**BRIEF:** Your task is to transcribe the records exactly, skipping every image.

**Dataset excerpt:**
☆ ☆ ☆
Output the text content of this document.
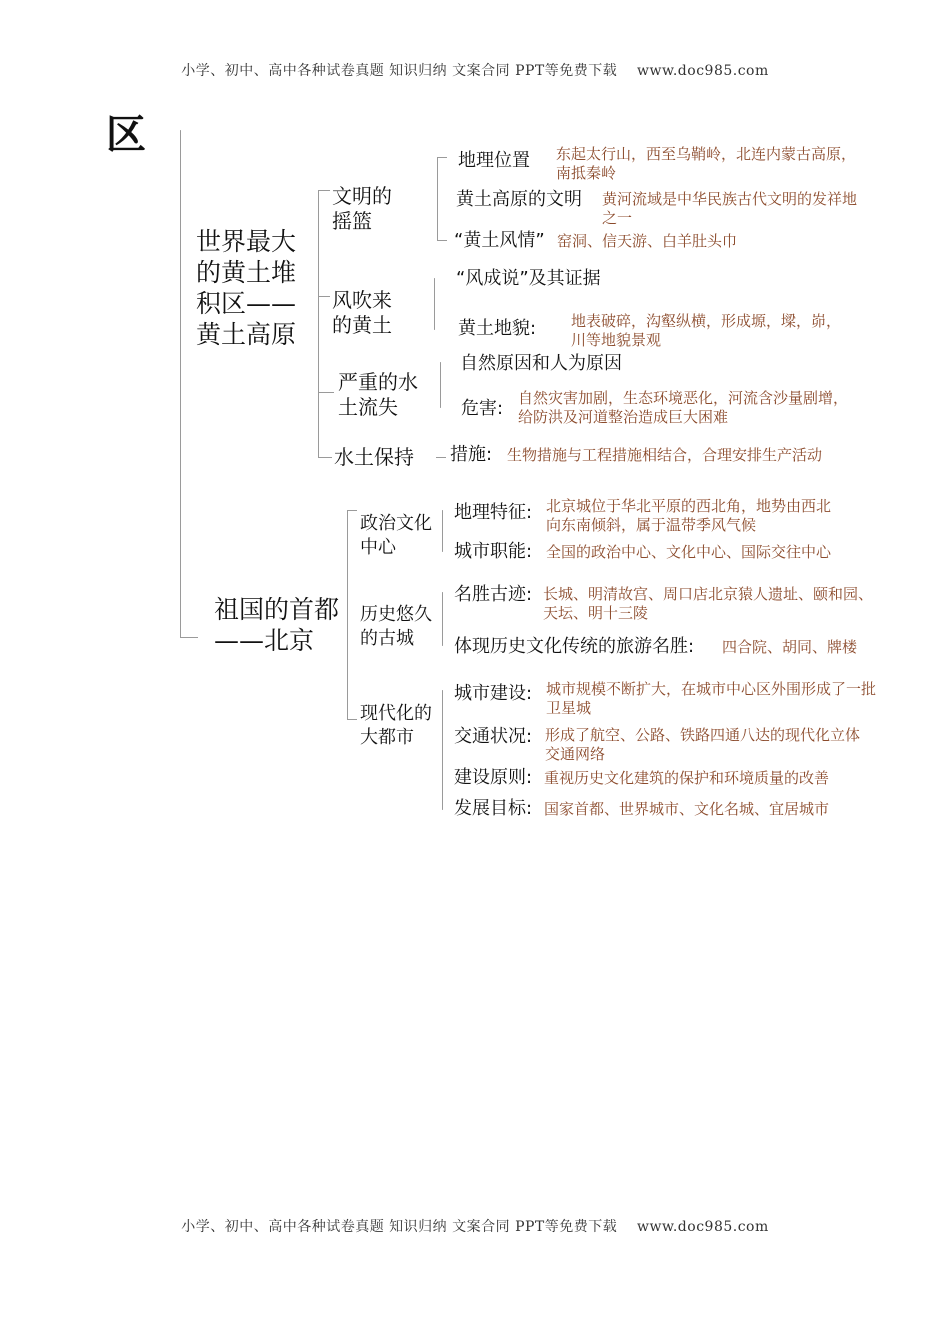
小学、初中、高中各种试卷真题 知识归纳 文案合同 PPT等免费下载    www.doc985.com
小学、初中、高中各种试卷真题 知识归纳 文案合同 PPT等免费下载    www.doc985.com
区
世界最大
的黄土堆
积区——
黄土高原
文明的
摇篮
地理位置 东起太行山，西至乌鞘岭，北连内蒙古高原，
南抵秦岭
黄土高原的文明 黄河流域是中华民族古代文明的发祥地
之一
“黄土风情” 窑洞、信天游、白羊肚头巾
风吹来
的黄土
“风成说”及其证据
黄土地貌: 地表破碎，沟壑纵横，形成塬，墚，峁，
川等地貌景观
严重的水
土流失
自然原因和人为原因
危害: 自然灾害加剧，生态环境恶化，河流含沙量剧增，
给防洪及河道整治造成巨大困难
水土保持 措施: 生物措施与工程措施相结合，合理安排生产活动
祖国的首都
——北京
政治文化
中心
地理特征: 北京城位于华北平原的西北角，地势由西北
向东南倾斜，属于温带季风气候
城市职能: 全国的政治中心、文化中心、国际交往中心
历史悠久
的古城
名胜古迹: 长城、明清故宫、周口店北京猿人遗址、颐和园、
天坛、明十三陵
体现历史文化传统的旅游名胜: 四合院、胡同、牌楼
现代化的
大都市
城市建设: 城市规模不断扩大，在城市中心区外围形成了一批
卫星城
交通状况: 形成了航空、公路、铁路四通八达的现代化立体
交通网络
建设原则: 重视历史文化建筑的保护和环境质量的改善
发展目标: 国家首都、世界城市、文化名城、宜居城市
☆ ☆ ☆
**RESULT FOR THIS EXERCISE:**
Output the text content of this document.
小学、初中、高中各种试卷真题 知识归纳 文案合同 PPT等免费下载    www.doc985.com
小学、初中、高中各种试卷真题 知识归纳 文案合同 PPT等免费下载    www.doc985.com
区
世界最大
的黄土堆
积区——
黄土高原
文明的
摇篮
地理位置 东起太行山，西至乌鞘岭，北连内蒙古高原，
南抵秦岭
黄土高原的文明 黄河流域是中华民族古代文明的发祥地
之一
“黄土风情” 窑洞、信天游、白羊肚头巾
风吹来
的黄土
“风成说”及其证据
黄土地貌: 地表破碎，沟壑纵横，形成塬，墚，峁，
川等地貌景观
严重的水
土流失
自然原因和人为原因
危害: 自然灾害加剧，生态环境恶化，河流含沙量剧增，
给防洪及河道整治造成巨大困难
水土保持 措施: 生物措施与工程措施相结合，合理安排生产活动
祖国的首都
——北京
政治文化
中心
地理特征: 北京城位于华北平原的西北角，地势由西北
向东南倾斜，属于温带季风气候
城市职能: 全国的政治中心、文化中心、国际交往中心
历史悠久
的古城
名胜古迹: 长城、明清故宫、周口店北京猿人遗址、颐和园、
天坛、明十三陵
体现历史文化传统的旅游名胜: 四合院、胡同、牌楼
现代化的
大都市
城市建设: 城市规模不断扩大，在城市中心区外围形成了一批
卫星城
交通状况: 形成了航空、公路、铁路四通八达的现代化立体
交通网络
建设原则: 重视历史文化建筑的保护和环境质量的改善
发展目标: 国家首都、世界城市、文化名城、宜居城市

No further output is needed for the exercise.